(Dataset records)
-----

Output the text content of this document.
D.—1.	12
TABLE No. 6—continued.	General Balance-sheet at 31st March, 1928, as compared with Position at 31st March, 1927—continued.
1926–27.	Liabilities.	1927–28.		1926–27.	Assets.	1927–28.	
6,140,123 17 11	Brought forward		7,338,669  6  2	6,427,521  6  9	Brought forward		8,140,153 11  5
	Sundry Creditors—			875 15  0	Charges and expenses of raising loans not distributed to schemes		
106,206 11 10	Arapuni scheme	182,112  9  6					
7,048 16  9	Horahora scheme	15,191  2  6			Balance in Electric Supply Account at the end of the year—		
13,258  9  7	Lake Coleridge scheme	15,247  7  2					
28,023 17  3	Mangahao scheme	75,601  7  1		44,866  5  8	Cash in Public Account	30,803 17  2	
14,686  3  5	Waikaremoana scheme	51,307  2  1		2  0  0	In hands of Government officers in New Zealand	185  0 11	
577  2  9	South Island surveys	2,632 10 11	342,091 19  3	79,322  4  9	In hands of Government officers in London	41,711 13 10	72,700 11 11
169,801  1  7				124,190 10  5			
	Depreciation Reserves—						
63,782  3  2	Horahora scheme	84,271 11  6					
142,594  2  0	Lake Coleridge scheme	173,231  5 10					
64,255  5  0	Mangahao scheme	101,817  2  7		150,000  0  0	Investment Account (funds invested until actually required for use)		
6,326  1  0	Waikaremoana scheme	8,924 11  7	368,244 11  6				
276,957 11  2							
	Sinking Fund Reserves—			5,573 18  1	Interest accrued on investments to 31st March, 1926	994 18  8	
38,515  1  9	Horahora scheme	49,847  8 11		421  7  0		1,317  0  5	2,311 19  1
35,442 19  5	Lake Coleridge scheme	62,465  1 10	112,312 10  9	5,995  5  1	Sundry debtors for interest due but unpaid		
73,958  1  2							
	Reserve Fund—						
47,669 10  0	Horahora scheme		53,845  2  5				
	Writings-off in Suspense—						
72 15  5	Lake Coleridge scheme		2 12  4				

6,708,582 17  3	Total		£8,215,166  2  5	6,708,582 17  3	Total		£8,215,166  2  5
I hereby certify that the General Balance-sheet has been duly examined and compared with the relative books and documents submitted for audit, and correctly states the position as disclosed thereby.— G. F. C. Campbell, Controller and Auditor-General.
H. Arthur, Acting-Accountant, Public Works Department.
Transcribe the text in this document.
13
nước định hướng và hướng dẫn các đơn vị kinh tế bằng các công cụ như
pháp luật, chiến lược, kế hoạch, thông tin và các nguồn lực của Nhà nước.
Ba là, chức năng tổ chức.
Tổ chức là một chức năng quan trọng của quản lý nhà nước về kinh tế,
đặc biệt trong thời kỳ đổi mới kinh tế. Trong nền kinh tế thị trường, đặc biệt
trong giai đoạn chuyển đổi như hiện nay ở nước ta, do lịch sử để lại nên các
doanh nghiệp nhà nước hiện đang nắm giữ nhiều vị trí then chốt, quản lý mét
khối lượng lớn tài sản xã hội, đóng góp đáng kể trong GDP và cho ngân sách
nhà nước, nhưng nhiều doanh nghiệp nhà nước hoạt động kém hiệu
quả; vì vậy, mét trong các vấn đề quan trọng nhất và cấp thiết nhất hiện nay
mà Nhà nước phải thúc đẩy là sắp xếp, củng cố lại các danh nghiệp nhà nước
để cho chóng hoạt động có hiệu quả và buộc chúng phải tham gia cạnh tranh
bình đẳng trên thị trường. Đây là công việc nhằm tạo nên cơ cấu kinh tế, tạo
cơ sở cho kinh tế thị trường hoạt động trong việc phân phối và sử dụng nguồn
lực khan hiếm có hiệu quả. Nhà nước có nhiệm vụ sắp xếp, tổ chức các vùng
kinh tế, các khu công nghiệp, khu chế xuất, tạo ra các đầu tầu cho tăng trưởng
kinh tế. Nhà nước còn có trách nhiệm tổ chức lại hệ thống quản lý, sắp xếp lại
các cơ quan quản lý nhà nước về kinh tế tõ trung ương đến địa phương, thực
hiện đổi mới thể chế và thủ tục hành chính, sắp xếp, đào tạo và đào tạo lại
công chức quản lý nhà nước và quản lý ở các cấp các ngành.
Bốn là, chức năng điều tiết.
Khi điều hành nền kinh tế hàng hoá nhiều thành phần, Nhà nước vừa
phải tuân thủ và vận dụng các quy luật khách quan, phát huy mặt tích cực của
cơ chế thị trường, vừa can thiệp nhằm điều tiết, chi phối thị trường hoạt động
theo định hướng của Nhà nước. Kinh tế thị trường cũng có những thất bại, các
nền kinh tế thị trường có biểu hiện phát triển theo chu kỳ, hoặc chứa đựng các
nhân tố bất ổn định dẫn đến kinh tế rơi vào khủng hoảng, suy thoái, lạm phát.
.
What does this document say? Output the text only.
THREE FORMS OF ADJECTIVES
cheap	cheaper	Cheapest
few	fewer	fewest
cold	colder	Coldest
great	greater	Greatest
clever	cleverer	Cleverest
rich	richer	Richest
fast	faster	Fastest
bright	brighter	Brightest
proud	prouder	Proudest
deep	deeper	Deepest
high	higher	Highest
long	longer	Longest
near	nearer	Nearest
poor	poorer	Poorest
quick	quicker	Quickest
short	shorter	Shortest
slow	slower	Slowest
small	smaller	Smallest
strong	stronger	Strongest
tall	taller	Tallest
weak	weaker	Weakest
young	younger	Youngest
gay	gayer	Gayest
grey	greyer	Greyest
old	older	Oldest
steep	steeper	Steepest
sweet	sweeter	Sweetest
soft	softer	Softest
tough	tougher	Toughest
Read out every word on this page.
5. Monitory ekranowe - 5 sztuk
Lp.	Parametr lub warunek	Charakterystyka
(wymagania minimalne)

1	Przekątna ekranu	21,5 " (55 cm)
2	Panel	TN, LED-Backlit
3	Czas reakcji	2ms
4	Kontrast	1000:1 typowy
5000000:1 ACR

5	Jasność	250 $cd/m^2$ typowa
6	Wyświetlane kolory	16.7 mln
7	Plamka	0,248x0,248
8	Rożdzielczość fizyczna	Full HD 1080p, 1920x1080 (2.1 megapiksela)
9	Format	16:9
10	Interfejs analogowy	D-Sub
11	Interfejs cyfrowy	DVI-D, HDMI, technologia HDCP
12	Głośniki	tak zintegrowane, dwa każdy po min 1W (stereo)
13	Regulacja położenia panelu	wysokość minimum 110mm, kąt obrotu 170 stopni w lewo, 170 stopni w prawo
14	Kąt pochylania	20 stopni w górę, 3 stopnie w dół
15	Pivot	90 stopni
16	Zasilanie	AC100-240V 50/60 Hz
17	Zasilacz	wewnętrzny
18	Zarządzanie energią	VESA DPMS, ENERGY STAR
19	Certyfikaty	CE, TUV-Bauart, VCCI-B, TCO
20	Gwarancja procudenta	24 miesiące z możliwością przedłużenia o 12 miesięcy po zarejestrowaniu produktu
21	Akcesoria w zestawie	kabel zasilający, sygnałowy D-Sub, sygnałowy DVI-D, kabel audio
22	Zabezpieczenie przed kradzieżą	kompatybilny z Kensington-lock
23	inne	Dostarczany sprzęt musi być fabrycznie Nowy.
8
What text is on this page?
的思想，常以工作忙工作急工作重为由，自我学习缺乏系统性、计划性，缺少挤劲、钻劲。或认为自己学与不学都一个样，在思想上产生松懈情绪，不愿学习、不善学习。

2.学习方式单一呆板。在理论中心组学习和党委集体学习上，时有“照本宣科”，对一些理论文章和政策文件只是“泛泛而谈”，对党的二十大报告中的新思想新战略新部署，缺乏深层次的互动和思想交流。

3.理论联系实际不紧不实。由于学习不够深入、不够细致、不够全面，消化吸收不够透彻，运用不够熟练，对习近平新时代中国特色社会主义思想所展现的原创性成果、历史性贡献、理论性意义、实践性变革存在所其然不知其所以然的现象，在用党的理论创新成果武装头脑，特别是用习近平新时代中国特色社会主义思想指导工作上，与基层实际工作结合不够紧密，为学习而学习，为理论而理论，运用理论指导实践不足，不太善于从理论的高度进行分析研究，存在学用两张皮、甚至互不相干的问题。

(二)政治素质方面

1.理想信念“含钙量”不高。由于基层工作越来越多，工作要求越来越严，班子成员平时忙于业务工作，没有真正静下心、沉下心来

-----

◆ PROBLEM DESCRIPTION ◆
Output only the lines from the one holding "What text is on this page?" through the last line above, exactly as they appear.

◆ WRITTEN RESPONSE ◆
What text is on this page?
的思想，常以工作忙工作急工作重为由，自我学习缺乏系统性、计划性，缺少挤劲、钻劲。或认为自己学与不学都一个样，在思想上产生松懈情绪，不愿学习、不善学习。

2.学习方式单一呆板。在理论中心组学习和党委集体学习上，时有“照本宣科”，对一些理论文章和政策文件只是“泛泛而谈”，对党的二十大报告中的新思想新战略新部署，缺乏深层次的互动和思想交流。

3.理论联系实际不紧不实。由于学习不够深入、不够细致、不够全面，消化吸收不够透彻，运用不够熟练，对习近平新时代中国特色社会主义思想所展现的原创性成果、历史性贡献、理论性意义、实践性变革存在所其然不知其所以然的现象，在用党的理论创新成果武装头脑，特别是用习近平新时代中国特色社会主义思想指导工作上，与基层实际工作结合不够紧密，为学习而学习，为理论而理论，运用理论指导实践不足，不太善于从理论的高度进行分析研究，存在学用两张皮、甚至互不相干的问题。

(二)政治素质方面

1.理想信念“含钙量”不高。由于基层工作越来越多，工作要求越来越严，班子成员平时忙于业务工作，没有真正静下心、沉下心来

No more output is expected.